_TASK REQUIREMENTS_
Each line that holds the word "motorturtallet" counts once; give the total for the records below and nothing else.

_EXTRACTED MATERIAL_
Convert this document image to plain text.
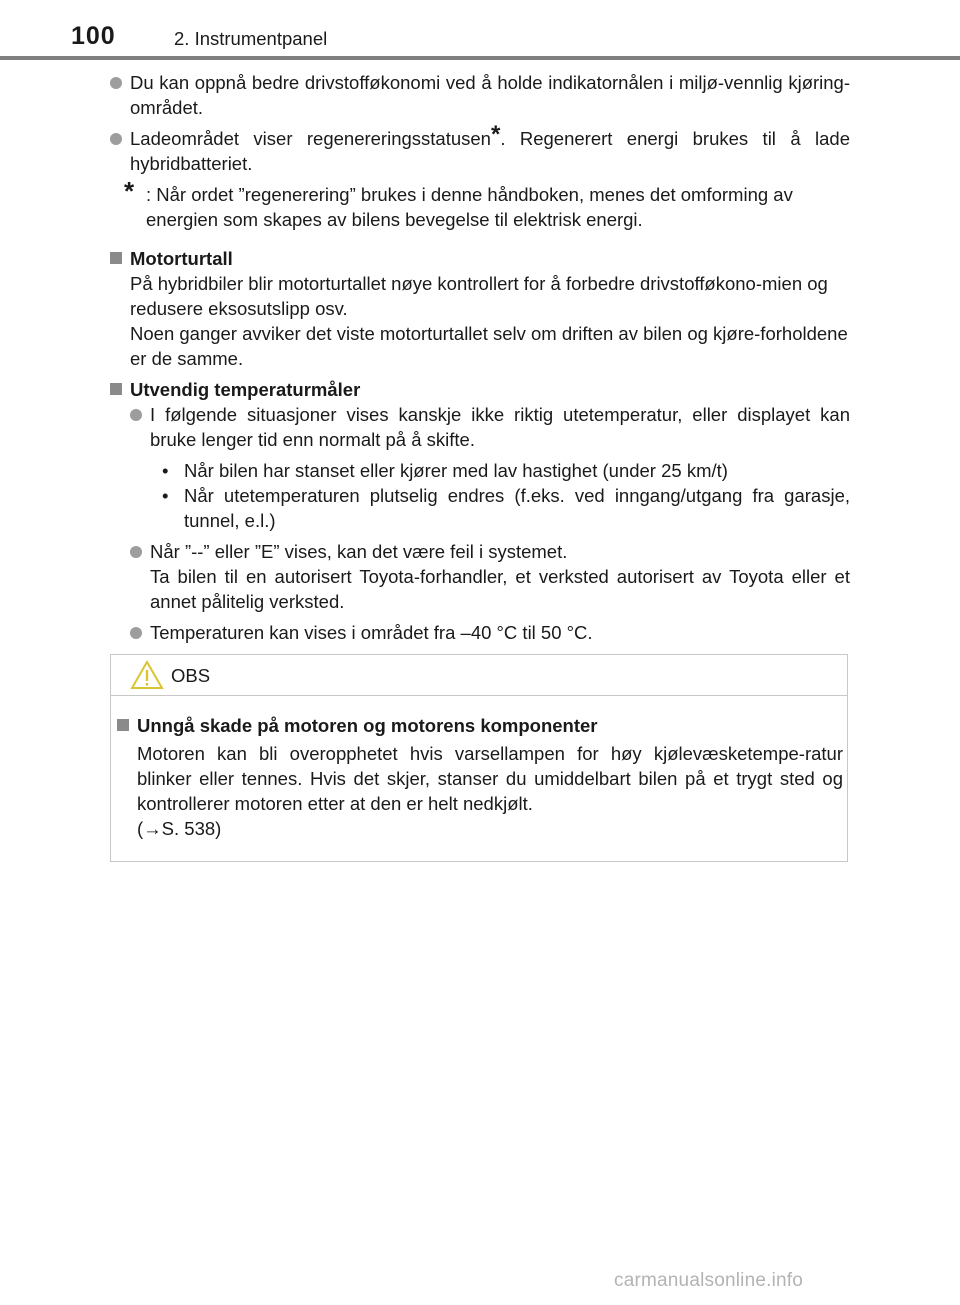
100	2. Instrumentpanel
Du kan oppnå bedre drivstofføkonomi ved å holde indikatornålen i miljø-vennlig kjøring-området.
Ladeområdet viser regenereringsstatusen*. Regenerert energi brukes til å lade hybridbatteriet.
* : Når ordet ”regenerering” brukes i denne håndboken, menes det omforming av energien som skapes av bilens bevegelse til elektrisk energi.
Motorturtall
På hybridbiler blir motorturtallet nøye kontrollert for å forbedre drivstofføkono-mien og redusere eksosutslipp osv.
Noen ganger avviker det viste motorturtallet selv om driften av bilen og kjøre-forholdene er de samme.
Utvendig temperaturmåler
I følgende situasjoner vises kanskje ikke riktig utetemperatur, eller displayet kan bruke lenger tid enn normalt på å skifte.
• Når bilen har stanset eller kjører med lav hastighet (under 25 km/t)
• Når utetemperaturen plutselig endres (f.eks. ved inngang/utgang fra garasje, tunnel, e.l.)
Når ”--” eller ”E” vises, kan det være feil i systemet.
Ta bilen til en autorisert Toyota-forhandler, et verksted autorisert av Toyota eller et annet pålitelig verksted.
Temperaturen kan vises i området fra –40 °C til 50 °C.
OBS
Unngå skade på motoren og motorens komponenter
Motoren kan bli overopphetet hvis varsellampen for høy kjølevæsketempe-ratur blinker eller tennes. Hvis det skjer, stanser du umiddelbart bilen på et trygt sted og kontrollerer motoren etter at den er helt nedkjølt.
(→S. 538)
carmanualsonline.info
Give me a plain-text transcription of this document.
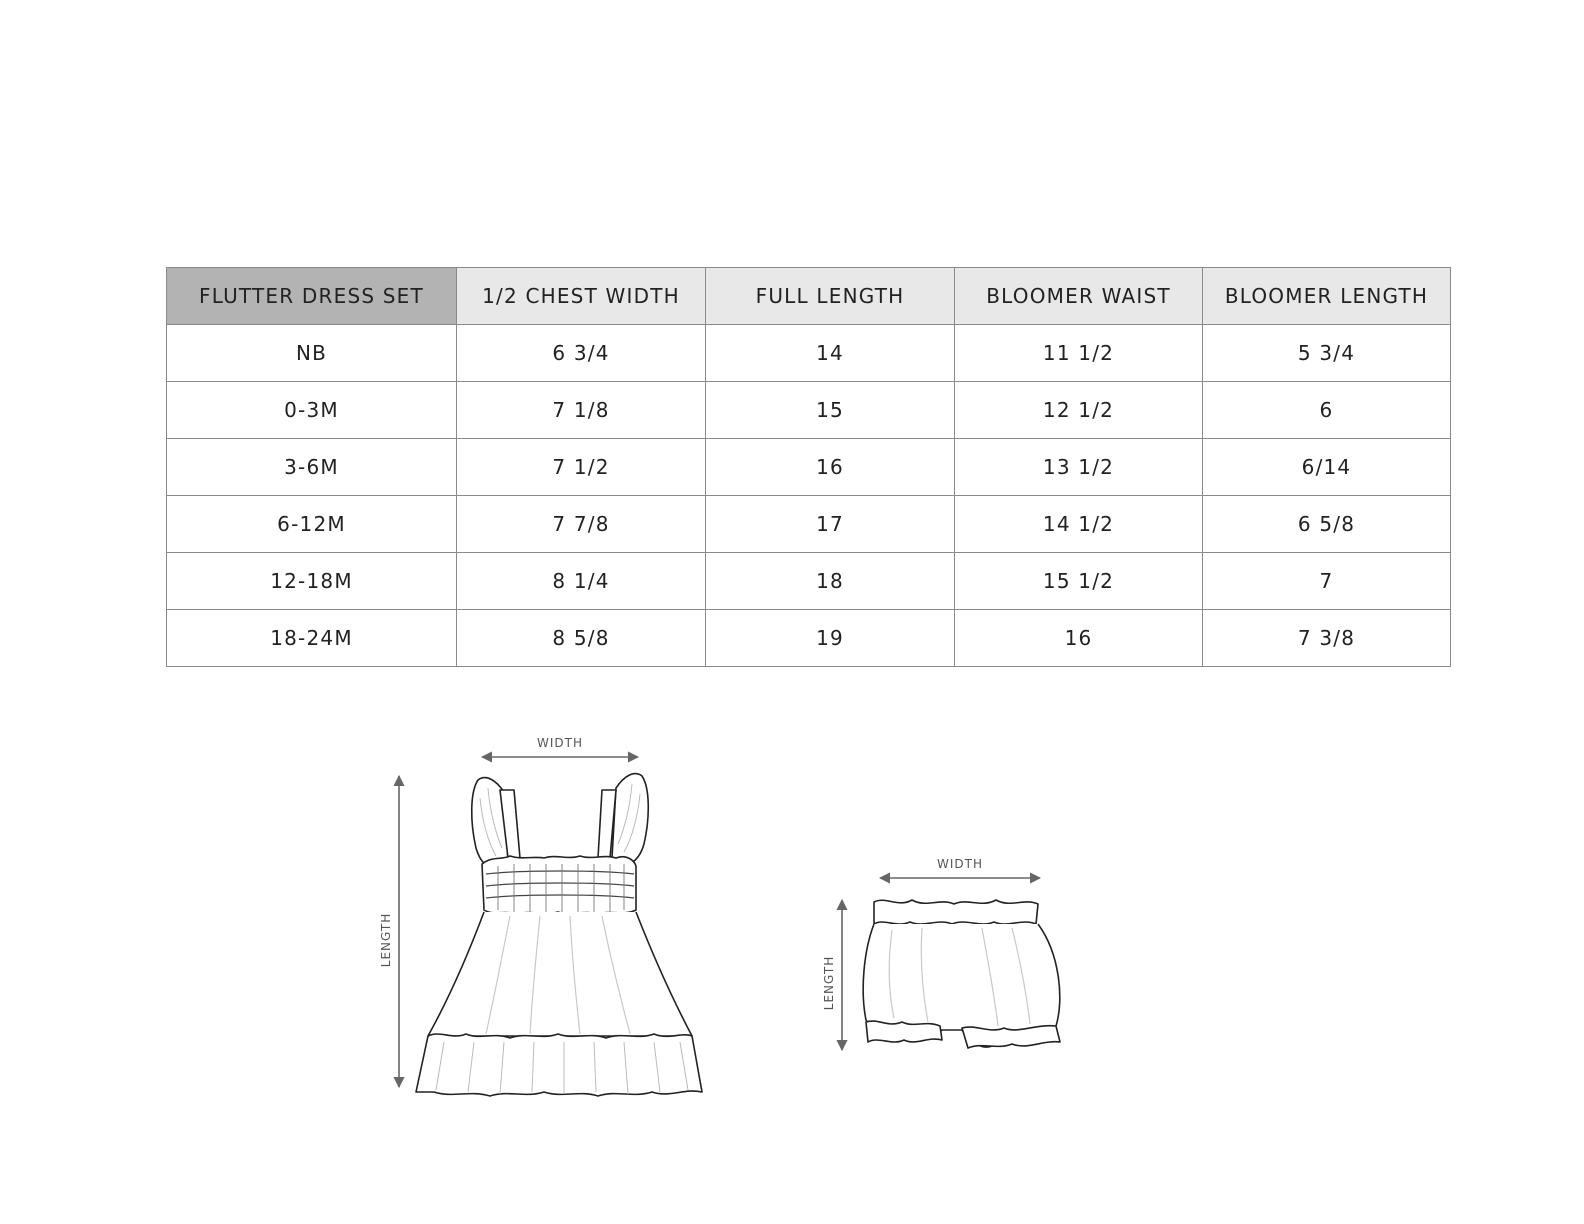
FLUTTER DRESS SET	1/2 CHEST WIDTH	FULL LENGTH	BLOOMER WAIST	BLOOMER LENGTH
NB	6 3/4	14	11 1/2	5 3/4
0-3M	7 1/8	15	12 1/2	6
3-6M	7 1/2	16	13 1/2	6/14
6-12M	7 7/8	17	14 1/2	6 5/8
12-18M	8 1/4	18	15 1/2	7
18-24M	8 5/8	19	16	7 3/8
WIDTH
LENGTH
WIDTH
LENGTH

_SOLUTION TO THE EXERCISE_
2